| Written task |
Reproduce all of the data below without alteration; exclude every picture.

| Data entries |
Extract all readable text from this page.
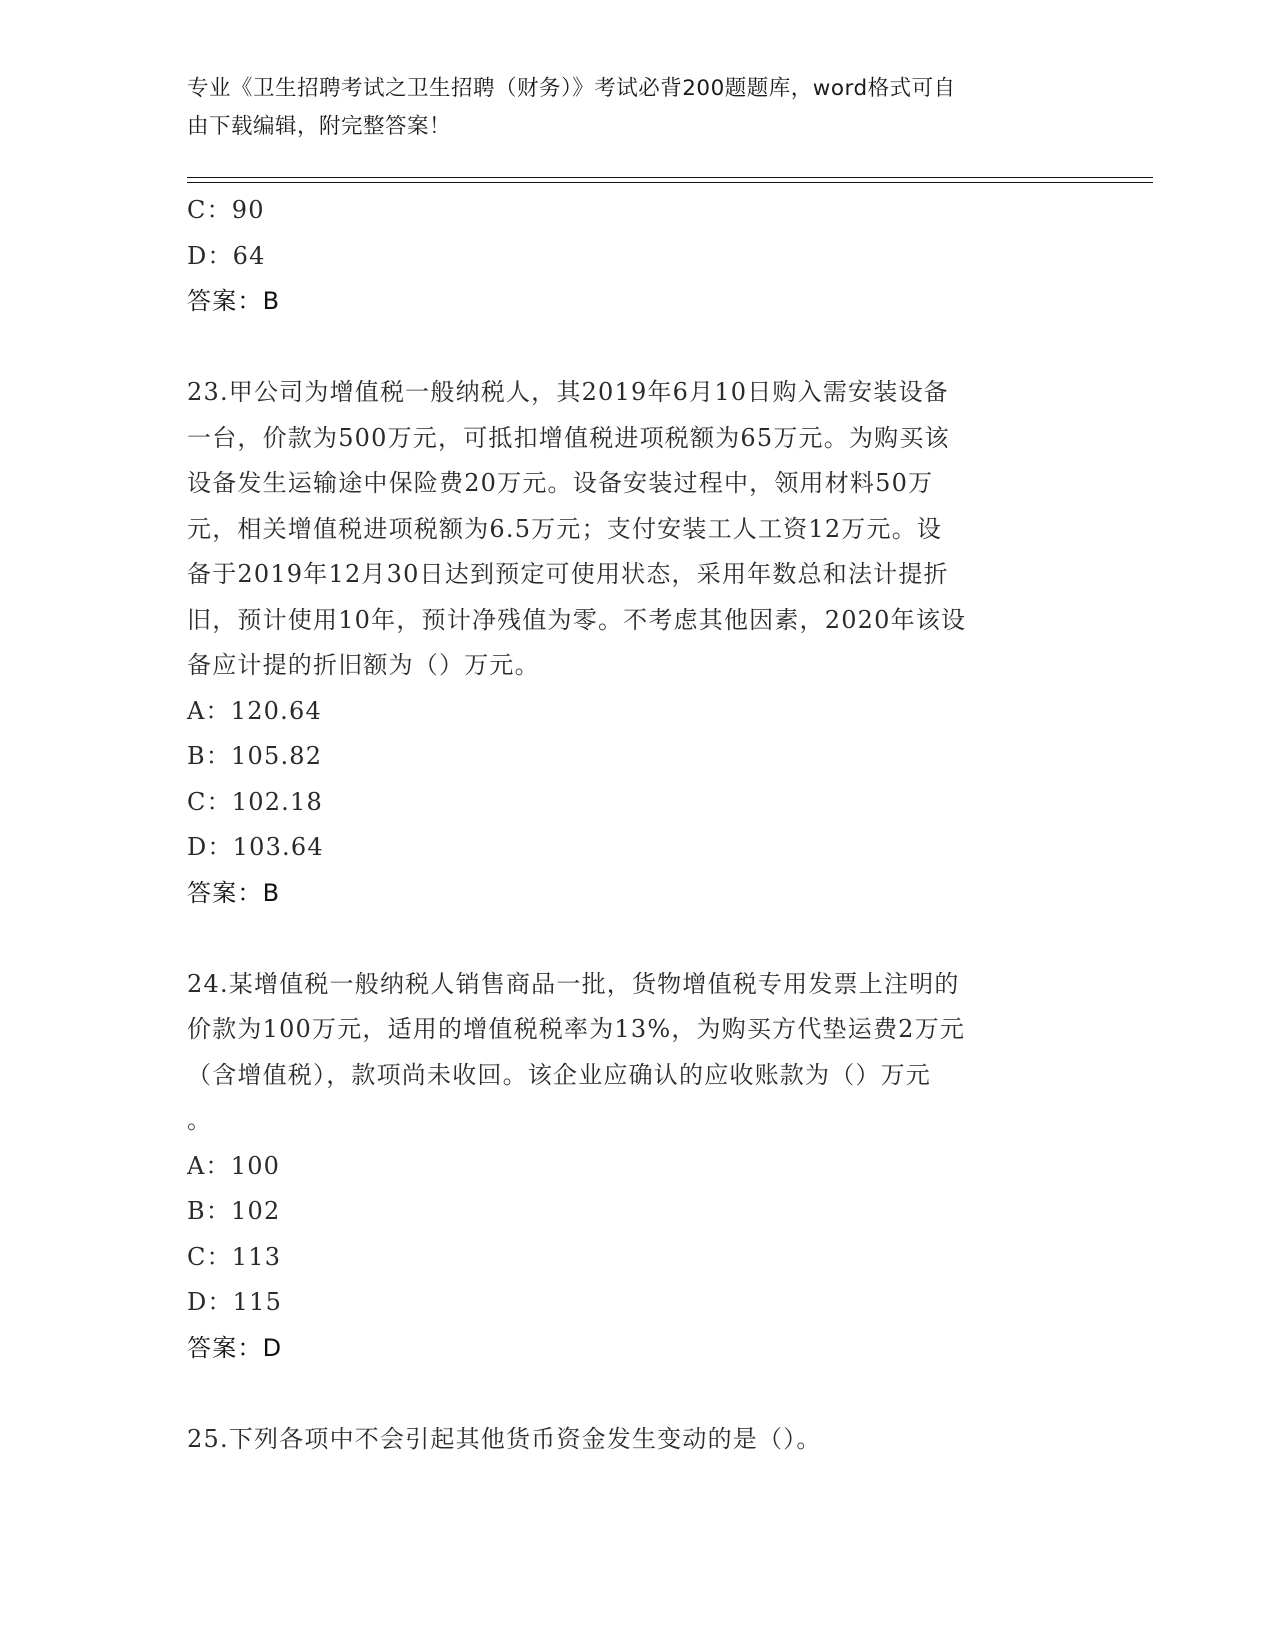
专业《卫生招聘考试之卫生招聘（财务）》考试必背200题题库，word格式可自
由下载编辑，附完整答案！
C：90
D：64
答案：B
23.甲公司为增值税一般纳税人，其2019年6月10日购入需安装设备
一台，价款为500万元，可抵扣增值税进项税额为65万元。为购买该
设备发生运输途中保险费20万元。设备安装过程中，领用材料50万
元，相关增值税进项税额为6.5万元；支付安装工人工资12万元。设
备于2019年12月30日达到预定可使用状态，采用年数总和法计提折
旧，预计使用10年，预计净残值为零。不考虑其他因素，2020年该设
备应计提的折旧额为（）万元。
A：120.64
B：105.82
C：102.18
D：103.64
答案：B
24.某增值税一般纳税人销售商品一批，货物增值税专用发票上注明的
价款为100万元，适用的增值税税率为13%，为购买方代垫运费2万元
（含增值税），款项尚未收回。该企业应确认的应收账款为（）万元
。
A：100
B：102
C：113
D：115
答案：D
25.下列各项中不会引起其他货币资金发生变动的是（）。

| Result of the exercise |
Extract all readable text from this page.
专业《卫生招聘考试之卫生招聘（财务）》考试必背200题题库，word格式可自
由下载编辑，附完整答案！
C：90
D：64
答案：B
23.甲公司为增值税一般纳税人，其2019年6月10日购入需安装设备
一台，价款为500万元，可抵扣增值税进项税额为65万元。为购买该
设备发生运输途中保险费20万元。设备安装过程中，领用材料50万
元，相关增值税进项税额为6.5万元；支付安装工人工资12万元。设
备于2019年12月30日达到预定可使用状态，采用年数总和法计提折
旧，预计使用10年，预计净残值为零。不考虑其他因素，2020年该设
备应计提的折旧额为（）万元。
A：120.64
B：105.82
C：102.18
D：103.64
答案：B
24.某增值税一般纳税人销售商品一批，货物增值税专用发票上注明的
价款为100万元，适用的增值税税率为13%，为购买方代垫运费2万元
（含增值税），款项尚未收回。该企业应确认的应收账款为（）万元
。
A：100
B：102
C：113
D：115
答案：D
25.下列各项中不会引起其他货币资金发生变动的是（）。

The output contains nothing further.